Provided records
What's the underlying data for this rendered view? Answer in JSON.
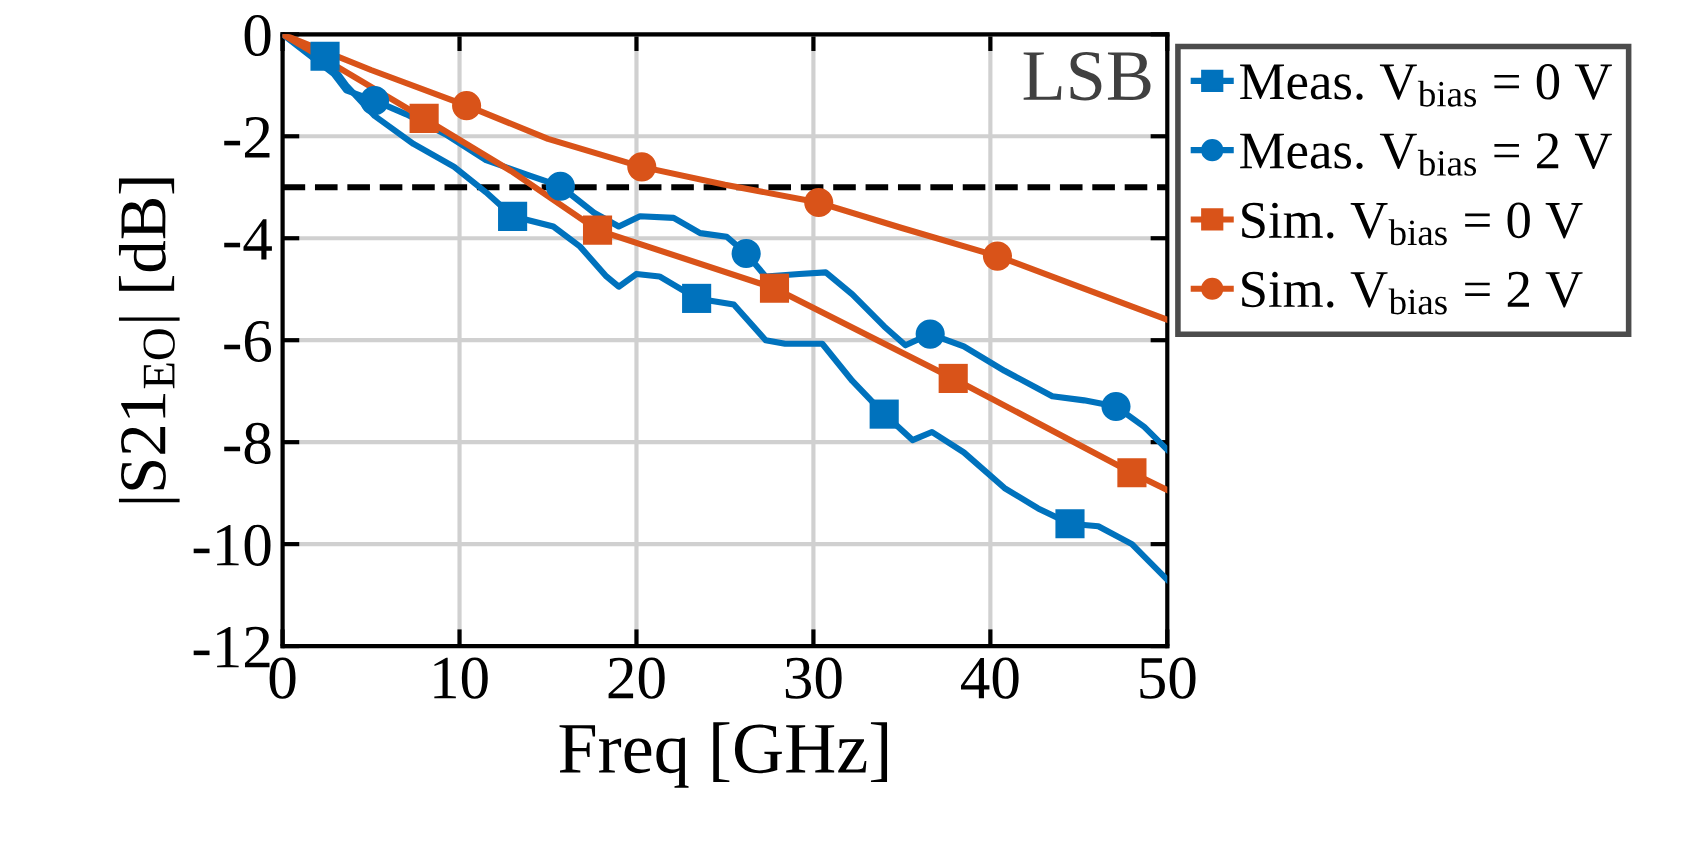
{
  "chart_data": {
    "type": "line",
    "xlabel": "Freq [GHz]",
    "ylabel": "|S21$_{EO}$| [dB]",
    "xlim": [
      0,
      50
    ],
    "ylim": [
      -12,
      0
    ],
    "xticks": [
      0,
      10,
      20,
      30,
      40,
      50
    ],
    "yticks": [
      {
        "value": -12,
        "label": "-12"
      },
      {
        "value": -10,
        "label": "-10"
      },
      {
        "value": -8,
        "label": "-8"
      },
      {
        "value": -6,
        "label": "-6"
      },
      {
        "value": -4,
        "label": "-4"
      },
      {
        "value": -2,
        "label": "-2"
      },
      0
    ],
    "grid": true,
    "legend": "right",
    "annotations": [
      "LSB"
    ],
    "ref_lines": [
      {
        "axis": "y",
        "value": -3,
        "color": "#000000",
        "line_style": "dashed"
      }
    ],
    "series": [
      {
        "color": "#0072bd",
        "x": [
          0,
          2.4,
          3.6,
          5.2,
          7.4,
          9.7,
          11.5,
          13,
          15.3,
          16.8,
          18.3,
          19.0,
          20,
          21.3,
          23.4,
          25.5,
          27.3,
          28.4,
          30.5,
          32.2,
          34,
          35.6,
          36.7,
          38.5,
          40.8,
          42.7,
          44.5,
          46.1,
          48,
          50
        ],
        "values": [
          0,
          -0.43,
          -1.0,
          -1.6,
          -2.15,
          -2.6,
          -3.1,
          -3.57,
          -3.77,
          -4.16,
          -4.75,
          -4.95,
          -4.7,
          -4.75,
          -5.18,
          -5.3,
          -6.0,
          -6.07,
          -6.07,
          -6.8,
          -7.45,
          -7.96,
          -7.8,
          -8.2,
          -8.9,
          -9.3,
          -9.6,
          -9.65,
          -10.0,
          -10.7
        ]
      },
      {
        "color": "#0072bd",
        "x": [
          0,
          2.9,
          3.6,
          5.2,
          7,
          9.2,
          11.5,
          13.8,
          15.7,
          17.6,
          19,
          20.2,
          22.1,
          23.6,
          25.1,
          26.2,
          27.3,
          29.2,
          30.7,
          32.2,
          34,
          35.2,
          36.6,
          38.5,
          40.8,
          43.5,
          45.3,
          47.1,
          48.7,
          50
        ],
        "values": [
          0,
          -0.78,
          -1.1,
          -1.3,
          -1.57,
          -1.96,
          -2.47,
          -2.75,
          -2.98,
          -3.5,
          -3.77,
          -3.57,
          -3.6,
          -3.9,
          -3.97,
          -4.3,
          -4.75,
          -4.7,
          -4.67,
          -5.1,
          -5.73,
          -6.1,
          -5.88,
          -6.12,
          -6.6,
          -7.1,
          -7.18,
          -7.3,
          -7.7,
          -8.15
        ]
      },
      {
        "color": "#d95319",
        "x": [
          0,
          8.0,
          13,
          17.8,
          27.8,
          37.9,
          48,
          50
        ],
        "values": [
          0,
          -1.65,
          -2.7,
          -3.84,
          -4.98,
          -6.75,
          -8.6,
          -8.94
        ]
      },
      {
        "color": "#d95319",
        "x": [
          0,
          5,
          10.4,
          15,
          20.3,
          25,
          30.3,
          35,
          40.4,
          45,
          50
        ],
        "values": [
          0,
          -0.7,
          -1.4,
          -2.05,
          -2.6,
          -2.95,
          -3.3,
          -3.8,
          -4.35,
          -4.95,
          -5.6
        ]
      },
      {
        "type": "scatter",
        "name": "Meas. V$_{bias}$ = 0 V",
        "color": "#0072bd",
        "marker": "square",
        "x": [
          2.4,
          13,
          23.4,
          34,
          44.5
        ],
        "values": [
          -0.43,
          -3.57,
          -5.18,
          -7.45,
          -9.6
        ]
      },
      {
        "type": "scatter",
        "name": "Meas. V$_{bias}$ = 2 V",
        "color": "#0072bd",
        "marker": "circle",
        "x": [
          5.2,
          15.7,
          26.2,
          36.6,
          47.1
        ],
        "values": [
          -1.3,
          -2.98,
          -4.3,
          -5.88,
          -7.3
        ]
      },
      {
        "type": "scatter",
        "name": "Sim. V$_{bias}$ = 0 V",
        "color": "#d95319",
        "marker": "square",
        "x": [
          8.0,
          17.8,
          27.8,
          37.9,
          48
        ],
        "values": [
          -1.65,
          -3.84,
          -4.98,
          -6.75,
          -8.6
        ]
      },
      {
        "type": "scatter",
        "name": "Sim. V$_{bias}$ = 2 V",
        "color": "#d95319",
        "marker": "circle",
        "x": [
          10.4,
          20.3,
          30.3,
          40.4
        ],
        "values": [
          -1.4,
          -2.6,
          -3.3,
          -4.35
        ]
      }
    ]
  }
}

What is expected
Identify the lines that contain the string "Meas", and copy every one of them.

Correct output
        "name": "Meas. V$_{bias}$ = 0 V",
        "name": "Meas. V$_{bias}$ = 2 V",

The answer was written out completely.